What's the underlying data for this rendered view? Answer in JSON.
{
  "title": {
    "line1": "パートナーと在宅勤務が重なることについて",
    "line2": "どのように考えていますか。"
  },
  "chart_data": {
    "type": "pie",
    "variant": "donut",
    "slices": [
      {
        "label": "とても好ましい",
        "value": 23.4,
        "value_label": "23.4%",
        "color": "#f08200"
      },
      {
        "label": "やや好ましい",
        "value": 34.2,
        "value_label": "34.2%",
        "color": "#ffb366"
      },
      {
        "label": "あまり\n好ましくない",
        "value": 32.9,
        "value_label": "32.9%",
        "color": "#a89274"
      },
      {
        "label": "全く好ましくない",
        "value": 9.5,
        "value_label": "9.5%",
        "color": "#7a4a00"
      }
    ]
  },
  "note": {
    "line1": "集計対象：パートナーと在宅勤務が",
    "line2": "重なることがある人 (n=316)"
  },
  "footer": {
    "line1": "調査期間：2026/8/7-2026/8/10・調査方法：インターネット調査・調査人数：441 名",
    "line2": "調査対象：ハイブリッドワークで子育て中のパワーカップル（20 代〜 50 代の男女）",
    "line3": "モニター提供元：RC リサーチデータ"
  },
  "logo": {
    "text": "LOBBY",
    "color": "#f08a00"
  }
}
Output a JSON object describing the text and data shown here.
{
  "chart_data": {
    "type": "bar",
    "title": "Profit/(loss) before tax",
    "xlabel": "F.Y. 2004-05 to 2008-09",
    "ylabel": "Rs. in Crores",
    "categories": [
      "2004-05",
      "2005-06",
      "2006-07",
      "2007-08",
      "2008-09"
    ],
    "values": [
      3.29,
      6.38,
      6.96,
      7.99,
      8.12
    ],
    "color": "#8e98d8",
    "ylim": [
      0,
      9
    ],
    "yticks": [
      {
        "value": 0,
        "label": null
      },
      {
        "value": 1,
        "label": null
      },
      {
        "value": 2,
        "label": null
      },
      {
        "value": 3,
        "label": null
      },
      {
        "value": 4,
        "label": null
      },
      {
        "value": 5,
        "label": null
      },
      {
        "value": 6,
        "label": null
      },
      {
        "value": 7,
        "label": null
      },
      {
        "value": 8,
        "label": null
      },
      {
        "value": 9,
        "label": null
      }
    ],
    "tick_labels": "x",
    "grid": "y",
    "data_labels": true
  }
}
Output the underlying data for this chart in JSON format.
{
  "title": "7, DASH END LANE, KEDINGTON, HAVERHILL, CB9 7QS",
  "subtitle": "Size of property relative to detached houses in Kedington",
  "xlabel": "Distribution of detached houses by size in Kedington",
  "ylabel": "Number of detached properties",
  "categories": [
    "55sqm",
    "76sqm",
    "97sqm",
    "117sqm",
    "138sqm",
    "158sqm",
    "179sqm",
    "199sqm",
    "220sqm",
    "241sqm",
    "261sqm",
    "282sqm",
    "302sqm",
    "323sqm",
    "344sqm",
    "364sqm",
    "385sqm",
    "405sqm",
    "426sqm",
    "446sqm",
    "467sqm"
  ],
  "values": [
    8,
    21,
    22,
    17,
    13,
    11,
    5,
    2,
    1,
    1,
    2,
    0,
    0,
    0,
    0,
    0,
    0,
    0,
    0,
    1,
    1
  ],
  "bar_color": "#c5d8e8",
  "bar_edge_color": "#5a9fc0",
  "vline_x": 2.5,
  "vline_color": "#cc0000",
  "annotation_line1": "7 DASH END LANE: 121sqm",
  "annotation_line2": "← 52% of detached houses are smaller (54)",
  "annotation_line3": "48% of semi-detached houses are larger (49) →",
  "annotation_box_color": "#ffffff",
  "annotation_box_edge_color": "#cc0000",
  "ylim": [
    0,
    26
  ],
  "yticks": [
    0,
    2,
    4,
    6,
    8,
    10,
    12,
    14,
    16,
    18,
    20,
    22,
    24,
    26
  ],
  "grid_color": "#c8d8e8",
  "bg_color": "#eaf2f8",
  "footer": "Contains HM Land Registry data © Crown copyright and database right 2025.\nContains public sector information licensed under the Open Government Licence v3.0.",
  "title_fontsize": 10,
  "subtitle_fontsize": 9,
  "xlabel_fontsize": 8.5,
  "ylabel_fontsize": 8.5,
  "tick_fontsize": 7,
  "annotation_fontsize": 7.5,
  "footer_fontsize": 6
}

──────────

▶ [EXERCISE BRIEF]: Please quote every record above exactly as it appears.

▶ [ANSWER FOR THIS EXERCISE]:
What's the underlying data for this rendered view? Answer in JSON.
{
  "title": {
    "line1": "パートナーと在宅勤務が重なることについて",
    "line2": "どのように考えていますか。"
  },
  "chart_data": {
    "type": "pie",
    "variant": "donut",
    "slices": [
      {
        "label": "とても好ましい",
        "value": 23.4,
        "value_label": "23.4%",
        "color": "#f08200"
      },
      {
        "label": "やや好ましい",
        "value": 34.2,
        "value_label": "34.2%",
        "color": "#ffb366"
      },
      {
        "label": "あまり\n好ましくない",
        "value": 32.9,
        "value_label": "32.9%",
        "color": "#a89274"
      },
      {
        "label": "全く好ましくない",
        "value": 9.5,
        "value_label": "9.5%",
        "color": "#7a4a00"
      }
    ]
  },
  "note": {
    "line1": "集計対象：パートナーと在宅勤務が",
    "line2": "重なることがある人 (n=316)"
  },
  "footer": {
    "line1": "調査期間：2026/8/7-2026/8/10・調査方法：インターネット調査・調査人数：441 名",
    "line2": "調査対象：ハイブリッドワークで子育て中のパワーカップル（20 代〜 50 代の男女）",
    "line3": "モニター提供元：RC リサーチデータ"
  },
  "logo": {
    "text": "LOBBY",
    "color": "#f08a00"
  }
}
Output a JSON object describing the text and data shown here.
{
  "chart_data": {
    "type": "bar",
    "title": "Profit/(loss) before tax",
    "xlabel": "F.Y. 2004-05 to 2008-09",
    "ylabel": "Rs. in Crores",
    "categories": [
      "2004-05",
      "2005-06",
      "2006-07",
      "2007-08",
      "2008-09"
    ],
    "values": [
      3.29,
      6.38,
      6.96,
      7.99,
      8.12
    ],
    "color": "#8e98d8",
    "ylim": [
      0,
      9
    ],
    "yticks": [
      {
        "value": 0,
        "label": null
      },
      {
        "value": 1,
        "label": null
      },
      {
        "value": 2,
        "label": null
      },
      {
        "value": 3,
        "label": null
      },
      {
        "value": 4,
        "label": null
      },
      {
        "value": 5,
        "label": null
      },
      {
        "value": 6,
        "label": null
      },
      {
        "value": 7,
        "label": null
      },
      {
        "value": 8,
        "label": null
      },
      {
        "value": 9,
        "label": null
      }
    ],
    "tick_labels": "x",
    "grid": "y",
    "data_labels": true
  }
}
Output the underlying data for this chart in JSON format.
{
  "title": "7, DASH END LANE, KEDINGTON, HAVERHILL, CB9 7QS",
  "subtitle": "Size of property relative to detached houses in Kedington",
  "xlabel": "Distribution of detached houses by size in Kedington",
  "ylabel": "Number of detached properties",
  "categories": [
    "55sqm",
    "76sqm",
    "97sqm",
    "117sqm",
    "138sqm",
    "158sqm",
    "179sqm",
    "199sqm",
    "220sqm",
    "241sqm",
    "261sqm",
    "282sqm",
    "302sqm",
    "323sqm",
    "344sqm",
    "364sqm",
    "385sqm",
    "405sqm",
    "426sqm",
    "446sqm",
    "467sqm"
  ],
  "values": [
    8,
    21,
    22,
    17,
    13,
    11,
    5,
    2,
    1,
    1,
    2,
    0,
    0,
    0,
    0,
    0,
    0,
    0,
    0,
    1,
    1
  ],
  "bar_color": "#c5d8e8",
  "bar_edge_color": "#5a9fc0",
  "vline_x": 2.5,
  "vline_color": "#cc0000",
  "annotation_line1": "7 DASH END LANE: 121sqm",
  "annotation_line2": "← 52% of detached houses are smaller (54)",
  "annotation_line3": "48% of semi-detached houses are larger (49) →",
  "annotation_box_color": "#ffffff",
  "annotation_box_edge_color": "#cc0000",
  "ylim": [
    0,
    26
  ],
  "yticks": [
    0,
    2,
    4,
    6,
    8,
    10,
    12,
    14,
    16,
    18,
    20,
    22,
    24,
    26
  ],
  "grid_color": "#c8d8e8",
  "bg_color": "#eaf2f8",
  "footer": "Contains HM Land Registry data © Crown copyright and database right 2025.\nContains public sector information licensed under the Open Government Licence v3.0.",
  "title_fontsize": 10,
  "subtitle_fontsize": 9,
  "xlabel_fontsize": 8.5,
  "ylabel_fontsize": 8.5,
  "tick_fontsize": 7,
  "annotation_fontsize": 7.5,
  "footer_fontsize": 6
}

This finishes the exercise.